*Aim of the exercise*: In the records that follow, locate every line with "name" and extract it.

*Dataset rows*:
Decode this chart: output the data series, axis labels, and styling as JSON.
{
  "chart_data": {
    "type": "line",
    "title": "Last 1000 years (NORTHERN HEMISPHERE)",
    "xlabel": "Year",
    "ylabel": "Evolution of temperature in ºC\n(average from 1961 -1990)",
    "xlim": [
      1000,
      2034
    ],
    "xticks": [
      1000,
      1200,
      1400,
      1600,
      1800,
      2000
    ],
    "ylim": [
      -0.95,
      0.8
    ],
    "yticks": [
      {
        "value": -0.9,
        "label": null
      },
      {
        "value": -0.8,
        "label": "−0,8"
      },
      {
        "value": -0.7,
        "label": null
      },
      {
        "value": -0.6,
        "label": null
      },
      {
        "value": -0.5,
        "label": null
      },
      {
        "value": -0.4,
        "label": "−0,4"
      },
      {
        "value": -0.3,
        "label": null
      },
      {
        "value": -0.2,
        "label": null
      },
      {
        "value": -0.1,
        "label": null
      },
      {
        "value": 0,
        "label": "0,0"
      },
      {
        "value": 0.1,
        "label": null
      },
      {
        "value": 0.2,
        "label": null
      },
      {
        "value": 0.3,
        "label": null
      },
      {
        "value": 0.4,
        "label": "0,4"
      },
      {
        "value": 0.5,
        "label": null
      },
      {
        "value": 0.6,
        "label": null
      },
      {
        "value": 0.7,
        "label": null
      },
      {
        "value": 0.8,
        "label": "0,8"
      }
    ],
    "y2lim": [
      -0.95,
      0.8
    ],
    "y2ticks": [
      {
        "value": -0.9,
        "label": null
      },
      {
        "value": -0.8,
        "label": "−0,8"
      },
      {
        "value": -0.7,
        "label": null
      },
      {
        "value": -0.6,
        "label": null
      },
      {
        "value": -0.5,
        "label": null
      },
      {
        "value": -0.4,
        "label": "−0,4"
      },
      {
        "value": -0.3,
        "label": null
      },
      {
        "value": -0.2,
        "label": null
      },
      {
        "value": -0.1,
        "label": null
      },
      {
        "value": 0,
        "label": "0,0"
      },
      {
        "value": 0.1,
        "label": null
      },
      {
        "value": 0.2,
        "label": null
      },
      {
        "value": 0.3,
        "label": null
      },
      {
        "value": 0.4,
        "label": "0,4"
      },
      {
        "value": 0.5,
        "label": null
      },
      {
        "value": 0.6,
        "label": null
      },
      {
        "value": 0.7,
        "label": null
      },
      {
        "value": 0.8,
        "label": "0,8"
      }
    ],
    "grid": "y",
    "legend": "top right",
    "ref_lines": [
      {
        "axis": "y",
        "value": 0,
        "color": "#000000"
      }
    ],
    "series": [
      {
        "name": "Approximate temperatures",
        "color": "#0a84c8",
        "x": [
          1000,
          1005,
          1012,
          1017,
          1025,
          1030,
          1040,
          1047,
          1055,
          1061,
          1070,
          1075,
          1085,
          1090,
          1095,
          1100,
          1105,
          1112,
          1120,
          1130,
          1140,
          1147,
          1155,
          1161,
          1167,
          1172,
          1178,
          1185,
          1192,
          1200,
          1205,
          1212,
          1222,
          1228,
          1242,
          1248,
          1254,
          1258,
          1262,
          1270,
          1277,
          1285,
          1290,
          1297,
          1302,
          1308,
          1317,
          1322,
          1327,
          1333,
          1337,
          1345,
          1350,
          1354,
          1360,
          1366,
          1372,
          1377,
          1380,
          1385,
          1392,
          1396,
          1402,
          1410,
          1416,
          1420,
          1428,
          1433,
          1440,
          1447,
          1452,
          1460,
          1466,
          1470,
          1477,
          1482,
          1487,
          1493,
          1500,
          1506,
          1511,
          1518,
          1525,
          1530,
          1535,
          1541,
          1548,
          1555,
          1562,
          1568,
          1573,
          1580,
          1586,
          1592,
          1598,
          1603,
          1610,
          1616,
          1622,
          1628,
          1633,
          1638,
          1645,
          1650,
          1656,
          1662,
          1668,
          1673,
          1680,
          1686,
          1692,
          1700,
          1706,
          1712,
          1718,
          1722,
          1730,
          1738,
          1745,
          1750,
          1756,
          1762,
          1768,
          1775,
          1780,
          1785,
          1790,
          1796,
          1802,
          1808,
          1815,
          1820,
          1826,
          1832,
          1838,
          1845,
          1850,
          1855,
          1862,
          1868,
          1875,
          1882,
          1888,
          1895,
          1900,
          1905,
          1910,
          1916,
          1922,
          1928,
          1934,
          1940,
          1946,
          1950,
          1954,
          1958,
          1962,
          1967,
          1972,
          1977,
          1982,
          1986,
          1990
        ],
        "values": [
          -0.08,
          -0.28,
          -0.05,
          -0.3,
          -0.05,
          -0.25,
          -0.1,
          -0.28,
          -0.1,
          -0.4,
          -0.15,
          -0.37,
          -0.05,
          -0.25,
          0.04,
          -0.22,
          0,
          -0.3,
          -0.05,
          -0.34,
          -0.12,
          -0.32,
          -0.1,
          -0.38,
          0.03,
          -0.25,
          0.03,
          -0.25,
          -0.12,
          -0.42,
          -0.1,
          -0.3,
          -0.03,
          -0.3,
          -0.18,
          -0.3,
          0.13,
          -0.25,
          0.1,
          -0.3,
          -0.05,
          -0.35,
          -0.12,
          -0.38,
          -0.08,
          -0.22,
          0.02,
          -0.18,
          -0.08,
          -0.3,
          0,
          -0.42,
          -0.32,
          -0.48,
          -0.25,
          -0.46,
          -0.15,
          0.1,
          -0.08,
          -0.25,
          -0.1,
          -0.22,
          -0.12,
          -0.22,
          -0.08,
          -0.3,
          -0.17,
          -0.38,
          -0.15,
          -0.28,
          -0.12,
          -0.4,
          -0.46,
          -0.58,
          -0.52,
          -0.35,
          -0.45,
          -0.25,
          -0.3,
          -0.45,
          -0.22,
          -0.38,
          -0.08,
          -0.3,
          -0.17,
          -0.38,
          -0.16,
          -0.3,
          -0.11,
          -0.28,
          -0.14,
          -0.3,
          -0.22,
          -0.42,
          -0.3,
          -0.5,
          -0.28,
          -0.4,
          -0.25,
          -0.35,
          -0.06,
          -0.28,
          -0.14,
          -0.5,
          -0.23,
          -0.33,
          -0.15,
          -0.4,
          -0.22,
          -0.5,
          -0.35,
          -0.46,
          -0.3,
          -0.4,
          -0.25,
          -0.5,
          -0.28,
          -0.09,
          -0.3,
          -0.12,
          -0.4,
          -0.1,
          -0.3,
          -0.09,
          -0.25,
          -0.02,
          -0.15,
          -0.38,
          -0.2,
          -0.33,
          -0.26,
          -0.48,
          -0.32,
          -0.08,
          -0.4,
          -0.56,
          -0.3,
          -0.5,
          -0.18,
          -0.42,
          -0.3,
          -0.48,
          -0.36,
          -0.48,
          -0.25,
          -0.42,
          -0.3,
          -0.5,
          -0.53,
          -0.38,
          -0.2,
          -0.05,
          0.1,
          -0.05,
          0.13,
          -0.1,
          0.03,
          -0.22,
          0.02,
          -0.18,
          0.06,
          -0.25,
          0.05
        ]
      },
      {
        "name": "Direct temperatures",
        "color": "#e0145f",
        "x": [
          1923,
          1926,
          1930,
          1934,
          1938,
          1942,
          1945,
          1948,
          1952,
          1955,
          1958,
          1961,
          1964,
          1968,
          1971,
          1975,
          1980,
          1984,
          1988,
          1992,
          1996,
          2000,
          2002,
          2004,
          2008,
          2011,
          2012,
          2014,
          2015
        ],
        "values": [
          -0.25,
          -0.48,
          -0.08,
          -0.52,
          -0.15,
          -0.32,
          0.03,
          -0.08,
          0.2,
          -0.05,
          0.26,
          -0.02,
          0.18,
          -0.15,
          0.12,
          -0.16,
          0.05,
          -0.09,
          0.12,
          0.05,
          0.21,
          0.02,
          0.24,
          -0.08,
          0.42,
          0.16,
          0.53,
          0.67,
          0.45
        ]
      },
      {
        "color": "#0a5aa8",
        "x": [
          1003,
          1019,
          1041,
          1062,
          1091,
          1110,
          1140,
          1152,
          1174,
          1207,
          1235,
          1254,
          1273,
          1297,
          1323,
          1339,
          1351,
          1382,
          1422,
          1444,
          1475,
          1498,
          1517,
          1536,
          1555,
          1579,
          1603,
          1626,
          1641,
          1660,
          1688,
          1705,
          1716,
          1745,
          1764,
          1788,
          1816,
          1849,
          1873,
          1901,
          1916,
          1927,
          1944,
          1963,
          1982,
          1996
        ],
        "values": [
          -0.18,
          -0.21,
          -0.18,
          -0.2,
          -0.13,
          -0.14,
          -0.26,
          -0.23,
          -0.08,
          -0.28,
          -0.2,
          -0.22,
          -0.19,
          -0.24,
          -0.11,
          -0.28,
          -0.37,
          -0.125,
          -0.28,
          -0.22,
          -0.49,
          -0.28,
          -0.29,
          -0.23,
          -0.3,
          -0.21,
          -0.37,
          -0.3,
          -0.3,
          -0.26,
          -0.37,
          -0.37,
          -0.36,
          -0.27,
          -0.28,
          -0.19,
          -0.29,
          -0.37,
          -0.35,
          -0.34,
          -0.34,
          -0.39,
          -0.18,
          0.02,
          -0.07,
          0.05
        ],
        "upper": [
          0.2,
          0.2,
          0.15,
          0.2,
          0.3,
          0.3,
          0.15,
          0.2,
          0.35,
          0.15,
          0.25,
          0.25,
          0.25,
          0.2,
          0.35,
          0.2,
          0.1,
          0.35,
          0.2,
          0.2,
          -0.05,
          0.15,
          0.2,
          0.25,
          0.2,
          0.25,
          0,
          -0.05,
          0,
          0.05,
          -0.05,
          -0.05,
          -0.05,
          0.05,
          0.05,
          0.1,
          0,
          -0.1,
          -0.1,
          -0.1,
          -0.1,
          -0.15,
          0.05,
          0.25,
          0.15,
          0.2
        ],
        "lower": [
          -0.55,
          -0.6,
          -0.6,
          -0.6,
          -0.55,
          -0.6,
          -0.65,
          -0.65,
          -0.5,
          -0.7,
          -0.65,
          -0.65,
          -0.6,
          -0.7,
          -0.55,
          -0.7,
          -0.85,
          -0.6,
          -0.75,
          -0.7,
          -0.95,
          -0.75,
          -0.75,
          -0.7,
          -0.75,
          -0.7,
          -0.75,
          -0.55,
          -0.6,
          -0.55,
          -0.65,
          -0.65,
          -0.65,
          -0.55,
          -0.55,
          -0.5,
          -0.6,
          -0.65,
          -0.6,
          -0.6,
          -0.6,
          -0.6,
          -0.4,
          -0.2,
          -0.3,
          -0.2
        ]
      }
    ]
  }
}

*Output below*:
        "name": "Approximate temperatures",
        "name": "Direct temperatures",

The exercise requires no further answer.